Short exercise:
Go through the listing and copy every line word for word.

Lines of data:
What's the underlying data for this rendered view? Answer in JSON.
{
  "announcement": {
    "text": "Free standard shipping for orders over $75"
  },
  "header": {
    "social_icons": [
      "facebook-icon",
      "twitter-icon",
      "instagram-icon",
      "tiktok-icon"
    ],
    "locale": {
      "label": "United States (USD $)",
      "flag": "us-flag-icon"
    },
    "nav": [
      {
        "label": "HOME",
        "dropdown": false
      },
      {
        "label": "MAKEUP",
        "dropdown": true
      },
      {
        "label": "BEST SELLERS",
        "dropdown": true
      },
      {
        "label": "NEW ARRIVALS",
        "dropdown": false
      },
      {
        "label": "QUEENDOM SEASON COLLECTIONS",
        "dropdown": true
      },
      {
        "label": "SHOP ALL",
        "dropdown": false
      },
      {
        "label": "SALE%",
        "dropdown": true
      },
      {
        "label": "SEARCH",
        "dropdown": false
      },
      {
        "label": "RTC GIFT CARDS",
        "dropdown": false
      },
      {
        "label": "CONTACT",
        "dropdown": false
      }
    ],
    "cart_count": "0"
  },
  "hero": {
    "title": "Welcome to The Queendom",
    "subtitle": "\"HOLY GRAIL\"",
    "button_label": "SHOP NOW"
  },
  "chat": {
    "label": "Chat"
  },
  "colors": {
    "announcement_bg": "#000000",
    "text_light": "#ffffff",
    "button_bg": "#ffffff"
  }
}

The solution:
What's the underlying data for this rendered view? Answer in JSON.
{
  "announcement": {
    "text": "Free standard shipping for orders over $75"
  },
  "header": {
    "social_icons": [
      "facebook-icon",
      "twitter-icon",
      "instagram-icon",
      "tiktok-icon"
    ],
    "locale": {
      "label": "United States (USD $)",
      "flag": "us-flag-icon"
    },
    "nav": [
      {
        "label": "HOME",
        "dropdown": false
      },
      {
        "label": "MAKEUP",
        "dropdown": true
      },
      {
        "label": "BEST SELLERS",
        "dropdown": true
      },
      {
        "label": "NEW ARRIVALS",
        "dropdown": false
      },
      {
        "label": "QUEENDOM SEASON COLLECTIONS",
        "dropdown": true
      },
      {
        "label": "SHOP ALL",
        "dropdown": false
      },
      {
        "label": "SALE%",
        "dropdown": true
      },
      {
        "label": "SEARCH",
        "dropdown": false
      },
      {
        "label": "RTC GIFT CARDS",
        "dropdown": false
      },
      {
        "label": "CONTACT",
        "dropdown": false
      }
    ],
    "cart_count": "0"
  },
  "hero": {
    "title": "Welcome to The Queendom",
    "subtitle": "\"HOLY GRAIL\"",
    "button_label": "SHOP NOW"
  },
  "chat": {
    "label": "Chat"
  },
  "colors": {
    "announcement_bg": "#000000",
    "text_light": "#ffffff",
    "button_bg": "#ffffff"
  }
}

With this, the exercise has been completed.